> Instructions to follow:
Transcribe the data in full and exactly, omitting any pictures.

— START Records —

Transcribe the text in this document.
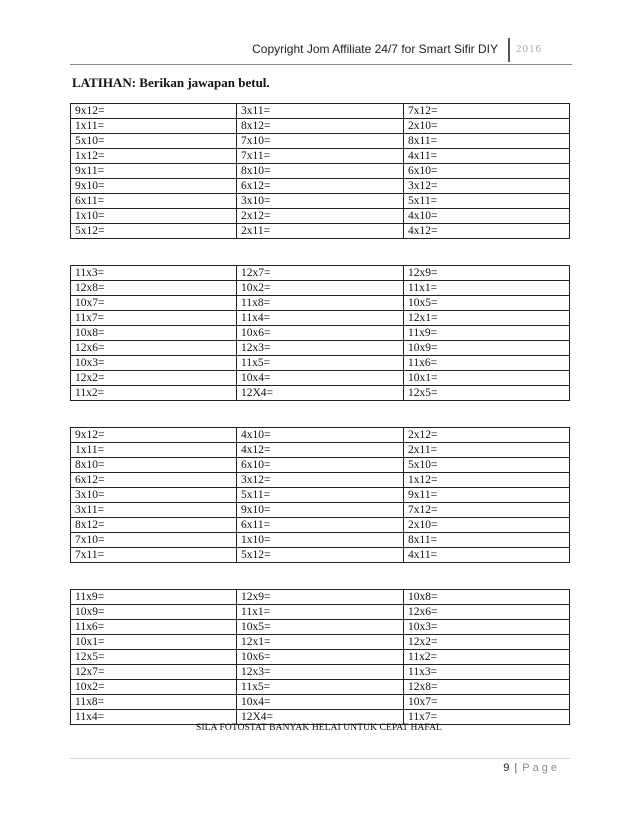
Copyright Jom Affiliate 24/7 for Smart Sifir DIY 2016
LATIHAN: Berikan jawapan betul.
9x12=	3x11=	7x12=
1x11=	8x12=	2x10=
5x10=	7x10=	8x11=
1x12=	7x11=	4x11=
9x11=	8x10=	6x10=
9x10=	6x12=	3x12=
6x11=	3x10=	5x11=
1x10=	2x12=	4x10=
5x12=	2x11=	4x12=
11x3=	12x7=	12x9=
12x8=	10x2=	11x1=
10x7=	11x8=	10x5=
11x7=	11x4=	12x1=
10x8=	10x6=	11x9=
12x6=	12x3=	10x9=
10x3=	11x5=	11x6=
12x2=	10x4=	10x1=
11x2=	12X4=	12x5=
9x12=	4x10=	2x12=
1x11=	4x12=	2x11=
8x10=	6x10=	5x10=
6x12=	3x12=	1x12=
3x10=	5x11=	9x11=
3x11=	9x10=	7x12=
8x12=	6x11=	2x10=
7x10=	1x10=	8x11=
7x11=	5x12=	4x11=
11x9=	12x9=	10x8=
10x9=	11x1=	12x6=
11x6=	10x5=	10x3=
10x1=	12x1=	12x2=
12x5=	10x6=	11x2=
12x7=	12x3=	11x3=
10x2=	11x5=	12x8=
11x8=	10x4=	10x7=
11x4=	12X4=	11x7=
SILA FOTOSTAT BANYAK HELAI UNTUK CEPAT HAFAL
9 | Page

— END Records —

> Full response:
Transcribe the text in this document.
Copyright Jom Affiliate 24/7 for Smart Sifir DIY 2016
LATIHAN: Berikan jawapan betul.
9x12=	3x11=	7x12=
1x11=	8x12=	2x10=
5x10=	7x10=	8x11=
1x12=	7x11=	4x11=
9x11=	8x10=	6x10=
9x10=	6x12=	3x12=
6x11=	3x10=	5x11=
1x10=	2x12=	4x10=
5x12=	2x11=	4x12=
11x3=	12x7=	12x9=
12x8=	10x2=	11x1=
10x7=	11x8=	10x5=
11x7=	11x4=	12x1=
10x8=	10x6=	11x9=
12x6=	12x3=	10x9=
10x3=	11x5=	11x6=
12x2=	10x4=	10x1=
11x2=	12X4=	12x5=
9x12=	4x10=	2x12=
1x11=	4x12=	2x11=
8x10=	6x10=	5x10=
6x12=	3x12=	1x12=
3x10=	5x11=	9x11=
3x11=	9x10=	7x12=
8x12=	6x11=	2x10=
7x10=	1x10=	8x11=
7x11=	5x12=	4x11=
11x9=	12x9=	10x8=
10x9=	11x1=	12x6=
11x6=	10x5=	10x3=
10x1=	12x1=	12x2=
12x5=	10x6=	11x2=
12x7=	12x3=	11x3=
10x2=	11x5=	12x8=
11x8=	10x4=	10x7=
11x4=	12X4=	11x7=
SILA FOTOSTAT BANYAK HELAI UNTUK CEPAT HAFAL
9 | Page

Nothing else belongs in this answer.